── Information provided

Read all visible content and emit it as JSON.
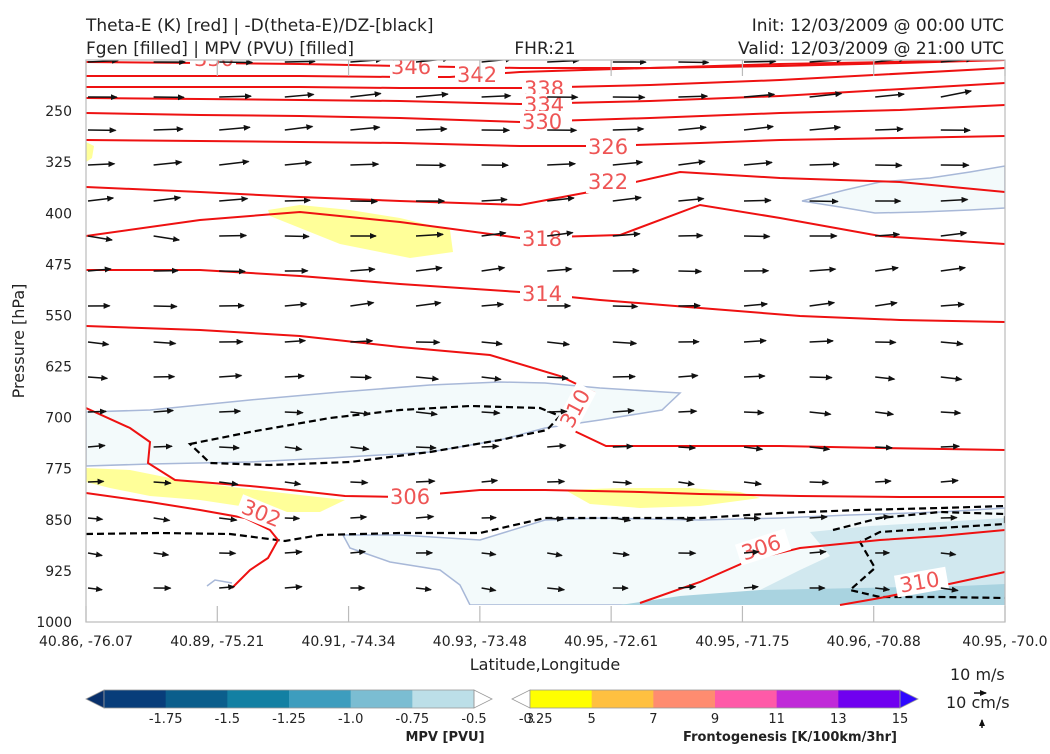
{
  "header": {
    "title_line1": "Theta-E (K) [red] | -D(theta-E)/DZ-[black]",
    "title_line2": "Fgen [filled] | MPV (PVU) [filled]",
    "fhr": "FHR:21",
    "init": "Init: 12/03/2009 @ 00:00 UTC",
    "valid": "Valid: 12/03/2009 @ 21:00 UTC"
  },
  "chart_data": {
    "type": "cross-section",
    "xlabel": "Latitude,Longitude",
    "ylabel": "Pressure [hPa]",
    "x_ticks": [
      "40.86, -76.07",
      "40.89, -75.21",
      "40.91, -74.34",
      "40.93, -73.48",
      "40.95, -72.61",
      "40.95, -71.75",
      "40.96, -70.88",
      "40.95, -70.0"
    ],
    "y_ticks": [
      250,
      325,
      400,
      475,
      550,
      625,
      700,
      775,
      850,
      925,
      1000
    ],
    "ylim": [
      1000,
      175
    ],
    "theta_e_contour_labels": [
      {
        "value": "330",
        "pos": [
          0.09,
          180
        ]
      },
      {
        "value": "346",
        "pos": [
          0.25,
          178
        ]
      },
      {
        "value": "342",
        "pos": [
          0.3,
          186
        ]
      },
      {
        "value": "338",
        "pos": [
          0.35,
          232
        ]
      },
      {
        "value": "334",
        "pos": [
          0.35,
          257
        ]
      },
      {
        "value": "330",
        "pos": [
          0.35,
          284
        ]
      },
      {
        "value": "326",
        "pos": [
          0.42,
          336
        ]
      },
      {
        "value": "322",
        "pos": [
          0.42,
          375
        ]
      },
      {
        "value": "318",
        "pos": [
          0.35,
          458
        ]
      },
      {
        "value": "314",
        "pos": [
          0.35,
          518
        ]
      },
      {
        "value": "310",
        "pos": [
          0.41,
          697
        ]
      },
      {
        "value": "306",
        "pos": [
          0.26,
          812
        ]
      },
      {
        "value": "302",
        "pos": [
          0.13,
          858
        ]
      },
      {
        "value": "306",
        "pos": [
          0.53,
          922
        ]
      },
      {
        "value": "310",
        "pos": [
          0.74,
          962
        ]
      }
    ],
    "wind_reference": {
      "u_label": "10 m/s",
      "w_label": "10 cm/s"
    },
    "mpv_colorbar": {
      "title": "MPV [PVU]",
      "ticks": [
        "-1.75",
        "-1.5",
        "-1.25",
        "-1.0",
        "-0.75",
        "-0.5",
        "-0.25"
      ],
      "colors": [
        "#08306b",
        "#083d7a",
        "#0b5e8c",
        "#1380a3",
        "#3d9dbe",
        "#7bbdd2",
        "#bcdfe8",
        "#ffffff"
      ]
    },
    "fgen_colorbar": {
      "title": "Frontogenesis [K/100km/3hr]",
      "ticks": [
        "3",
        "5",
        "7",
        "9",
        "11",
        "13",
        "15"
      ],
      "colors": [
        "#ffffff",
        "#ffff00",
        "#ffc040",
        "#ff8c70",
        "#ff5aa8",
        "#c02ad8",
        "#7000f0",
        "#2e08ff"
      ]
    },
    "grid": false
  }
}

────
── Information provided

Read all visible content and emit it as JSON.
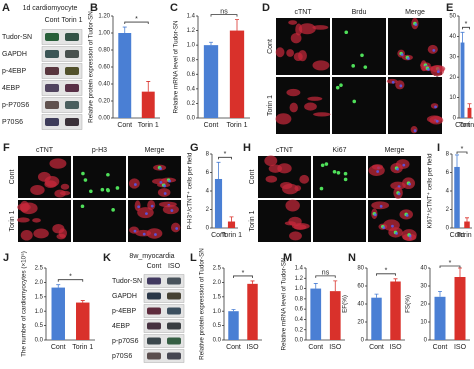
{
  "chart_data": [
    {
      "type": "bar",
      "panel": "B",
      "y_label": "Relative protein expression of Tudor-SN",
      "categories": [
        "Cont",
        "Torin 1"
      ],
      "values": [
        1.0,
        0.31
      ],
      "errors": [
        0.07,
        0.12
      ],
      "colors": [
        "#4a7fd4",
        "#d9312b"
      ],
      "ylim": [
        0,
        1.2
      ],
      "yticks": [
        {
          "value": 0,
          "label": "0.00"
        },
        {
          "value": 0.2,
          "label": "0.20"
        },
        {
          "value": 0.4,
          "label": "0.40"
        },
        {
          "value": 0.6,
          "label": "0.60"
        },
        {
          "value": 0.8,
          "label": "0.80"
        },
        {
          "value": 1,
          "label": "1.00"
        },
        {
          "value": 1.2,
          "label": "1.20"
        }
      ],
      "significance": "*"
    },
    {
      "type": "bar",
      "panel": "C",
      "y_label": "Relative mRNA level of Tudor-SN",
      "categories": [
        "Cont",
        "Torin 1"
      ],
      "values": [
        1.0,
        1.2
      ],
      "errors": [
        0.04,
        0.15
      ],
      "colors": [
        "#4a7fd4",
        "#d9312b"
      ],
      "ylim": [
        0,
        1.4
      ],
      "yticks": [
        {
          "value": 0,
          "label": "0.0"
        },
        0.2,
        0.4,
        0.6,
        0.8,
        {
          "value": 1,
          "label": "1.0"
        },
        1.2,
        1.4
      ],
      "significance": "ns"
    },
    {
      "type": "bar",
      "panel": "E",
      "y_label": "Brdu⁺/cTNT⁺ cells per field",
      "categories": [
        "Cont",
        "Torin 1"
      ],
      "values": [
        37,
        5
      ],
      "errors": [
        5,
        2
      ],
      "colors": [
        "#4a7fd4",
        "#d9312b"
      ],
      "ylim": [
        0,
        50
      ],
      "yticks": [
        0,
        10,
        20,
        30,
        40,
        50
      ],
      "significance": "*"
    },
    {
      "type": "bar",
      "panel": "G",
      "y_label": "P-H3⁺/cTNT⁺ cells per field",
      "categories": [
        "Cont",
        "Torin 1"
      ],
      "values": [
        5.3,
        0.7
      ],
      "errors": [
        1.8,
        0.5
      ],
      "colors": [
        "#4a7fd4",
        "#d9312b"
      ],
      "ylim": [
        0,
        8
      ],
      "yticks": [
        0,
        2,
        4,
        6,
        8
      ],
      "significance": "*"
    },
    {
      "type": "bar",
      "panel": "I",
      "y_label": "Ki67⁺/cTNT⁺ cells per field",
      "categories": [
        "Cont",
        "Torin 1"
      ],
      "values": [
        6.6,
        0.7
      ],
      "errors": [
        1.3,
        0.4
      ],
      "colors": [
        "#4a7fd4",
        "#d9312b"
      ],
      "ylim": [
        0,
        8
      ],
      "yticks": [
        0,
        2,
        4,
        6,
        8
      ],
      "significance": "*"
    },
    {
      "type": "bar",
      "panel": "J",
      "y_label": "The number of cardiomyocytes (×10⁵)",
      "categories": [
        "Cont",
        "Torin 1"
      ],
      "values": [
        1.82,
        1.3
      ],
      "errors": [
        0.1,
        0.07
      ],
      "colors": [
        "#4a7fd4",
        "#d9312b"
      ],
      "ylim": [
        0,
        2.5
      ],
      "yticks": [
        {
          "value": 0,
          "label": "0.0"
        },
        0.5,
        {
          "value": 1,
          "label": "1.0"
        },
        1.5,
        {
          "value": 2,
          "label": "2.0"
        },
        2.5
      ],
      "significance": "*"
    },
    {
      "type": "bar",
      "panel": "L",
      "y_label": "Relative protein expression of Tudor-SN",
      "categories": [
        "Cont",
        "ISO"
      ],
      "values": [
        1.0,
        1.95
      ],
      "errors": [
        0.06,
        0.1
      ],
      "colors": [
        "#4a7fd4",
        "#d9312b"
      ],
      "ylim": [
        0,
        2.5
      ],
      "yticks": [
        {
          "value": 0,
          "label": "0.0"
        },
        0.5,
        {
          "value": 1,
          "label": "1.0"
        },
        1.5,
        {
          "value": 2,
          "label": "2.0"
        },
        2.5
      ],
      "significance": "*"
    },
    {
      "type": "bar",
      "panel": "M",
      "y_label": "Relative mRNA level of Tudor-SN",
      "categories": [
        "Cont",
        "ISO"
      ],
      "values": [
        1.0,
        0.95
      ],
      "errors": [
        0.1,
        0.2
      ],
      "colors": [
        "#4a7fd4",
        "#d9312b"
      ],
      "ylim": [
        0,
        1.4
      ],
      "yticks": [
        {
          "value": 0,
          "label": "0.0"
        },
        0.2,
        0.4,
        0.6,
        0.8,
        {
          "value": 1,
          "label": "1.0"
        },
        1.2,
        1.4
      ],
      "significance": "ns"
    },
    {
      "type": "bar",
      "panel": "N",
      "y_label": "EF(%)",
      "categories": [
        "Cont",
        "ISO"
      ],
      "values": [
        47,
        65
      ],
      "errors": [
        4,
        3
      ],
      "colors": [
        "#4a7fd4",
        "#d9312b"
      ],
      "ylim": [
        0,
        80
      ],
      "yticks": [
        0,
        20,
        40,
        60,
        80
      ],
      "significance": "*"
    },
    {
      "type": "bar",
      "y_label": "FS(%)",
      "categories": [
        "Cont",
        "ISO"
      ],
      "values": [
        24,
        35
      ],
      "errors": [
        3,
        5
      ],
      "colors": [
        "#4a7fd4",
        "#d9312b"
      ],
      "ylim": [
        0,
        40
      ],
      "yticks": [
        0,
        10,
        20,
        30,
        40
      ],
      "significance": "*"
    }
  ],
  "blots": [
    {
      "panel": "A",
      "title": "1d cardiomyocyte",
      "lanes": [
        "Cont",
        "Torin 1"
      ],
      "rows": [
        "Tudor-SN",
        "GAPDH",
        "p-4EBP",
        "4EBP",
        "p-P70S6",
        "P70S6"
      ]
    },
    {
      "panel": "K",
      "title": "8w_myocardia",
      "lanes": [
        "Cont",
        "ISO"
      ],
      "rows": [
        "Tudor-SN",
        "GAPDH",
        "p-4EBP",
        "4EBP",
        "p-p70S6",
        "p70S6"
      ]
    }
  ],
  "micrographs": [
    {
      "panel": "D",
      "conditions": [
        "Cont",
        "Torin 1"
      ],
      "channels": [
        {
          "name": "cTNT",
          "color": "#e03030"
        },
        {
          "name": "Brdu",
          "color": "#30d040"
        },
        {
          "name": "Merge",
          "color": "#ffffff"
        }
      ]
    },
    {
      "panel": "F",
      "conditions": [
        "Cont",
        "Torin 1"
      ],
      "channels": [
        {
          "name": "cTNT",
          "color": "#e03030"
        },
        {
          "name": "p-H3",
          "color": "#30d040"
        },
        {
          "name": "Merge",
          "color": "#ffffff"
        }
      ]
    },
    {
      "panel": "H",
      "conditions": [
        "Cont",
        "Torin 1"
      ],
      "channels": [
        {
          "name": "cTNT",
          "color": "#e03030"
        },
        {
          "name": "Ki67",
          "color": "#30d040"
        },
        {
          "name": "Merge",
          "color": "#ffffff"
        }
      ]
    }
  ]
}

────

▶ [Exercise directions]:
What number of lines in the records contain the word "field"? Answer with that number alone.

▶ [Solution to the exercise]:
3